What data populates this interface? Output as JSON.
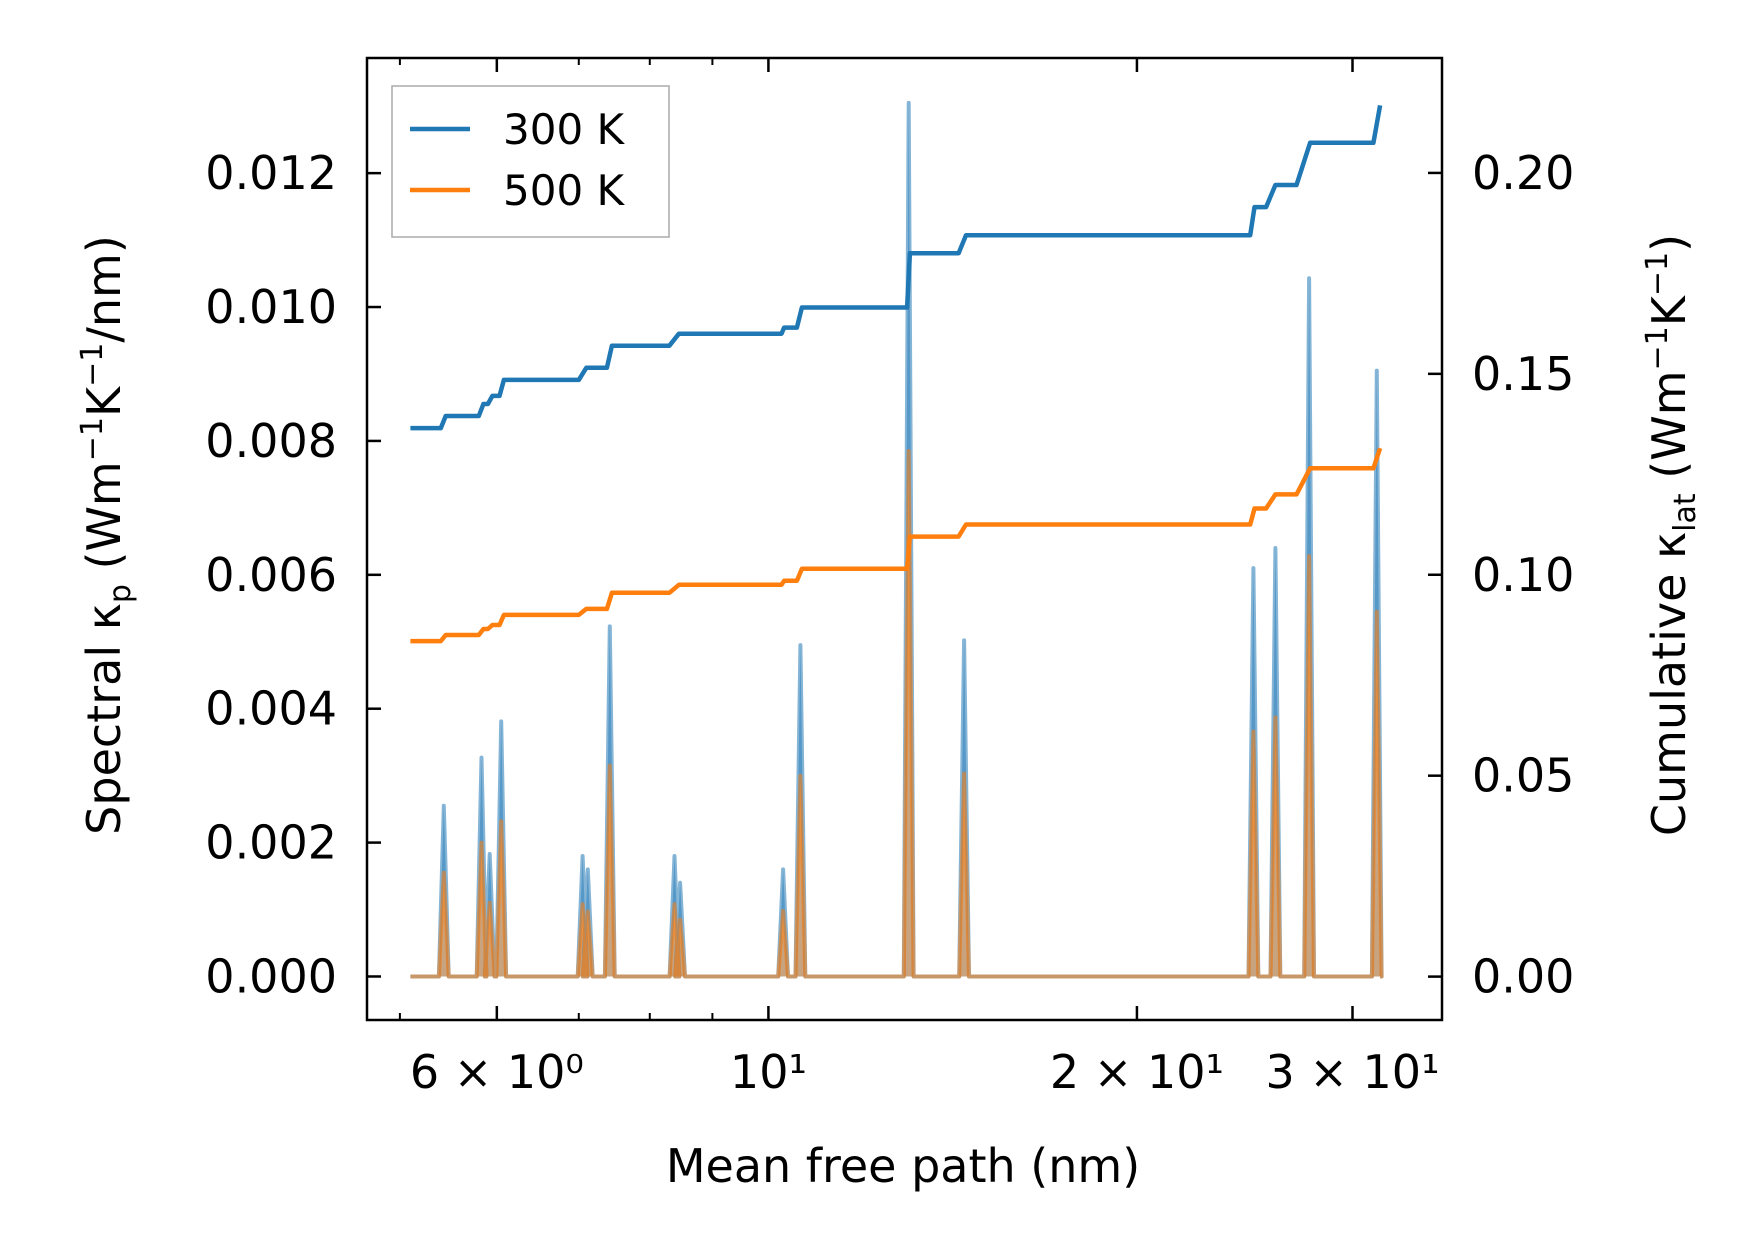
{
  "chart_data": {
    "type": "line",
    "xlabel": "Mean free path (nm)",
    "xscale": "log",
    "xlim": [
      4.7,
      35.5
    ],
    "x_ticks": [
      {
        "value": 6,
        "label": "6 × 10⁰"
      },
      {
        "value": 10,
        "label": "10¹"
      },
      {
        "value": 20,
        "label": "2 × 10¹"
      },
      {
        "value": 30,
        "label": "3 × 10¹"
      }
    ],
    "left_axis": {
      "label_parts": [
        "Spectral κ",
        "p",
        " (Wm",
        "−1",
        "K",
        "−1",
        "/nm)"
      ],
      "ylim": [
        -0.00065,
        0.01372
      ],
      "ticks": [
        {
          "value": 0.0,
          "label": "0.000"
        },
        {
          "value": 0.002,
          "label": "0.002"
        },
        {
          "value": 0.004,
          "label": "0.004"
        },
        {
          "value": 0.006,
          "label": "0.006"
        },
        {
          "value": 0.008,
          "label": "0.008"
        },
        {
          "value": 0.01,
          "label": "0.010"
        },
        {
          "value": 0.012,
          "label": "0.012"
        }
      ]
    },
    "right_axis": {
      "label_parts": [
        "Cumulative κ",
        "lat",
        " (Wm",
        "−1",
        "K",
        "−1",
        ")"
      ],
      "ylim": [
        -0.0108,
        0.2286
      ],
      "ticks": [
        {
          "value": 0.0,
          "label": "0.00"
        },
        {
          "value": 0.05,
          "label": "0.05"
        },
        {
          "value": 0.1,
          "label": "0.10"
        },
        {
          "value": 0.15,
          "label": "0.15"
        },
        {
          "value": 0.2,
          "label": "0.20"
        }
      ]
    },
    "legend": {
      "placement": "top-left",
      "entries": [
        {
          "label": "300 K",
          "color": "#1f77b4"
        },
        {
          "label": "500 K",
          "color": "#ff7f0e"
        }
      ]
    },
    "spectral_series": [
      {
        "name": "300 K",
        "color": "#1f77b4",
        "peaks": [
          [
            5.43,
            0.00255
          ],
          [
            5.83,
            0.00327
          ],
          [
            5.92,
            0.00183
          ],
          [
            6.05,
            0.00381
          ],
          [
            7.05,
            0.0018
          ],
          [
            7.12,
            0.0016
          ],
          [
            7.42,
            0.00523
          ],
          [
            8.38,
            0.0018
          ],
          [
            8.47,
            0.0014
          ],
          [
            10.28,
            0.0016
          ],
          [
            10.62,
            0.00495
          ],
          [
            13.02,
            0.01305
          ],
          [
            14.45,
            0.00502
          ],
          [
            24.9,
            0.0061
          ],
          [
            25.95,
            0.0064
          ],
          [
            27.65,
            0.01043
          ],
          [
            31.4,
            0.00905
          ]
        ]
      },
      {
        "name": "500 K",
        "color": "#ff7f0e",
        "peaks": [
          [
            5.43,
            0.00155
          ],
          [
            5.83,
            0.002
          ],
          [
            5.92,
            0.0011
          ],
          [
            6.05,
            0.00232
          ],
          [
            7.05,
            0.00108
          ],
          [
            7.12,
            0.00097
          ],
          [
            7.42,
            0.00315
          ],
          [
            8.38,
            0.00108
          ],
          [
            8.47,
            0.00085
          ],
          [
            10.28,
            0.00098
          ],
          [
            10.62,
            0.003
          ],
          [
            13.02,
            0.00785
          ],
          [
            14.45,
            0.00303
          ],
          [
            24.9,
            0.00366
          ],
          [
            25.95,
            0.00387
          ],
          [
            27.65,
            0.00628
          ],
          [
            31.4,
            0.00545
          ]
        ]
      }
    ],
    "cumulative_series": [
      {
        "name": "300 K",
        "color": "#1f77b4",
        "steps": [
          [
            5.1,
            0.1365
          ],
          [
            5.4,
            0.1365
          ],
          [
            5.45,
            0.1395
          ],
          [
            5.8,
            0.1395
          ],
          [
            5.85,
            0.1425
          ],
          [
            5.9,
            0.1425
          ],
          [
            5.95,
            0.1445
          ],
          [
            6.03,
            0.1445
          ],
          [
            6.08,
            0.1485
          ],
          [
            7.0,
            0.1485
          ],
          [
            7.1,
            0.1515
          ],
          [
            7.38,
            0.1515
          ],
          [
            7.45,
            0.157
          ],
          [
            8.3,
            0.157
          ],
          [
            8.45,
            0.16
          ],
          [
            10.25,
            0.16
          ],
          [
            10.3,
            0.1615
          ],
          [
            10.55,
            0.1615
          ],
          [
            10.65,
            0.1665
          ],
          [
            12.98,
            0.1665
          ],
          [
            13.05,
            0.18
          ],
          [
            14.3,
            0.18
          ],
          [
            14.5,
            0.1845
          ],
          [
            24.75,
            0.1845
          ],
          [
            24.95,
            0.1915
          ],
          [
            25.5,
            0.1915
          ],
          [
            25.95,
            0.197
          ],
          [
            27.0,
            0.197
          ],
          [
            27.7,
            0.2075
          ],
          [
            31.2,
            0.2075
          ],
          [
            31.6,
            0.2168
          ]
        ]
      },
      {
        "name": "500 K",
        "color": "#ff7f0e",
        "steps": [
          [
            5.1,
            0.0835
          ],
          [
            5.4,
            0.0835
          ],
          [
            5.45,
            0.085
          ],
          [
            5.8,
            0.085
          ],
          [
            5.85,
            0.0865
          ],
          [
            5.9,
            0.0865
          ],
          [
            5.95,
            0.0875
          ],
          [
            6.03,
            0.0875
          ],
          [
            6.08,
            0.09
          ],
          [
            7.0,
            0.09
          ],
          [
            7.1,
            0.0915
          ],
          [
            7.38,
            0.0915
          ],
          [
            7.45,
            0.0955
          ],
          [
            8.3,
            0.0955
          ],
          [
            8.45,
            0.0975
          ],
          [
            10.25,
            0.0975
          ],
          [
            10.3,
            0.0985
          ],
          [
            10.55,
            0.0985
          ],
          [
            10.65,
            0.1015
          ],
          [
            12.98,
            0.1015
          ],
          [
            13.05,
            0.1095
          ],
          [
            14.3,
            0.1095
          ],
          [
            14.5,
            0.1125
          ],
          [
            24.75,
            0.1125
          ],
          [
            24.95,
            0.1165
          ],
          [
            25.5,
            0.1165
          ],
          [
            25.95,
            0.12
          ],
          [
            27.0,
            0.12
          ],
          [
            27.7,
            0.1265
          ],
          [
            31.2,
            0.1265
          ],
          [
            31.6,
            0.1315
          ]
        ]
      }
    ]
  }
}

» **Exercise aim**: All of the data above should be transcribed verbatim, with pictures omitted.

» **Response**:
What data populates this interface? Output as JSON.
{
  "chart_data": {
    "type": "line",
    "xlabel": "Mean free path (nm)",
    "xscale": "log",
    "xlim": [
      4.7,
      35.5
    ],
    "x_ticks": [
      {
        "value": 6,
        "label": "6 × 10⁰"
      },
      {
        "value": 10,
        "label": "10¹"
      },
      {
        "value": 20,
        "label": "2 × 10¹"
      },
      {
        "value": 30,
        "label": "3 × 10¹"
      }
    ],
    "left_axis": {
      "label_parts": [
        "Spectral κ",
        "p",
        " (Wm",
        "−1",
        "K",
        "−1",
        "/nm)"
      ],
      "ylim": [
        -0.00065,
        0.01372
      ],
      "ticks": [
        {
          "value": 0.0,
          "label": "0.000"
        },
        {
          "value": 0.002,
          "label": "0.002"
        },
        {
          "value": 0.004,
          "label": "0.004"
        },
        {
          "value": 0.006,
          "label": "0.006"
        },
        {
          "value": 0.008,
          "label": "0.008"
        },
        {
          "value": 0.01,
          "label": "0.010"
        },
        {
          "value": 0.012,
          "label": "0.012"
        }
      ]
    },
    "right_axis": {
      "label_parts": [
        "Cumulative κ",
        "lat",
        " (Wm",
        "−1",
        "K",
        "−1",
        ")"
      ],
      "ylim": [
        -0.0108,
        0.2286
      ],
      "ticks": [
        {
          "value": 0.0,
          "label": "0.00"
        },
        {
          "value": 0.05,
          "label": "0.05"
        },
        {
          "value": 0.1,
          "label": "0.10"
        },
        {
          "value": 0.15,
          "label": "0.15"
        },
        {
          "value": 0.2,
          "label": "0.20"
        }
      ]
    },
    "legend": {
      "placement": "top-left",
      "entries": [
        {
          "label": "300 K",
          "color": "#1f77b4"
        },
        {
          "label": "500 K",
          "color": "#ff7f0e"
        }
      ]
    },
    "spectral_series": [
      {
        "name": "300 K",
        "color": "#1f77b4",
        "peaks": [
          [
            5.43,
            0.00255
          ],
          [
            5.83,
            0.00327
          ],
          [
            5.92,
            0.00183
          ],
          [
            6.05,
            0.00381
          ],
          [
            7.05,
            0.0018
          ],
          [
            7.12,
            0.0016
          ],
          [
            7.42,
            0.00523
          ],
          [
            8.38,
            0.0018
          ],
          [
            8.47,
            0.0014
          ],
          [
            10.28,
            0.0016
          ],
          [
            10.62,
            0.00495
          ],
          [
            13.02,
            0.01305
          ],
          [
            14.45,
            0.00502
          ],
          [
            24.9,
            0.0061
          ],
          [
            25.95,
            0.0064
          ],
          [
            27.65,
            0.01043
          ],
          [
            31.4,
            0.00905
          ]
        ]
      },
      {
        "name": "500 K",
        "color": "#ff7f0e",
        "peaks": [
          [
            5.43,
            0.00155
          ],
          [
            5.83,
            0.002
          ],
          [
            5.92,
            0.0011
          ],
          [
            6.05,
            0.00232
          ],
          [
            7.05,
            0.00108
          ],
          [
            7.12,
            0.00097
          ],
          [
            7.42,
            0.00315
          ],
          [
            8.38,
            0.00108
          ],
          [
            8.47,
            0.00085
          ],
          [
            10.28,
            0.00098
          ],
          [
            10.62,
            0.003
          ],
          [
            13.02,
            0.00785
          ],
          [
            14.45,
            0.00303
          ],
          [
            24.9,
            0.00366
          ],
          [
            25.95,
            0.00387
          ],
          [
            27.65,
            0.00628
          ],
          [
            31.4,
            0.00545
          ]
        ]
      }
    ],
    "cumulative_series": [
      {
        "name": "300 K",
        "color": "#1f77b4",
        "steps": [
          [
            5.1,
            0.1365
          ],
          [
            5.4,
            0.1365
          ],
          [
            5.45,
            0.1395
          ],
          [
            5.8,
            0.1395
          ],
          [
            5.85,
            0.1425
          ],
          [
            5.9,
            0.1425
          ],
          [
            5.95,
            0.1445
          ],
          [
            6.03,
            0.1445
          ],
          [
            6.08,
            0.1485
          ],
          [
            7.0,
            0.1485
          ],
          [
            7.1,
            0.1515
          ],
          [
            7.38,
            0.1515
          ],
          [
            7.45,
            0.157
          ],
          [
            8.3,
            0.157
          ],
          [
            8.45,
            0.16
          ],
          [
            10.25,
            0.16
          ],
          [
            10.3,
            0.1615
          ],
          [
            10.55,
            0.1615
          ],
          [
            10.65,
            0.1665
          ],
          [
            12.98,
            0.1665
          ],
          [
            13.05,
            0.18
          ],
          [
            14.3,
            0.18
          ],
          [
            14.5,
            0.1845
          ],
          [
            24.75,
            0.1845
          ],
          [
            24.95,
            0.1915
          ],
          [
            25.5,
            0.1915
          ],
          [
            25.95,
            0.197
          ],
          [
            27.0,
            0.197
          ],
          [
            27.7,
            0.2075
          ],
          [
            31.2,
            0.2075
          ],
          [
            31.6,
            0.2168
          ]
        ]
      },
      {
        "name": "500 K",
        "color": "#ff7f0e",
        "steps": [
          [
            5.1,
            0.0835
          ],
          [
            5.4,
            0.0835
          ],
          [
            5.45,
            0.085
          ],
          [
            5.8,
            0.085
          ],
          [
            5.85,
            0.0865
          ],
          [
            5.9,
            0.0865
          ],
          [
            5.95,
            0.0875
          ],
          [
            6.03,
            0.0875
          ],
          [
            6.08,
            0.09
          ],
          [
            7.0,
            0.09
          ],
          [
            7.1,
            0.0915
          ],
          [
            7.38,
            0.0915
          ],
          [
            7.45,
            0.0955
          ],
          [
            8.3,
            0.0955
          ],
          [
            8.45,
            0.0975
          ],
          [
            10.25,
            0.0975
          ],
          [
            10.3,
            0.0985
          ],
          [
            10.55,
            0.0985
          ],
          [
            10.65,
            0.1015
          ],
          [
            12.98,
            0.1015
          ],
          [
            13.05,
            0.1095
          ],
          [
            14.3,
            0.1095
          ],
          [
            14.5,
            0.1125
          ],
          [
            24.75,
            0.1125
          ],
          [
            24.95,
            0.1165
          ],
          [
            25.5,
            0.1165
          ],
          [
            25.95,
            0.12
          ],
          [
            27.0,
            0.12
          ],
          [
            27.7,
            0.1265
          ],
          [
            31.2,
            0.1265
          ],
          [
            31.6,
            0.1315
          ]
        ]
      }
    ]
  }
}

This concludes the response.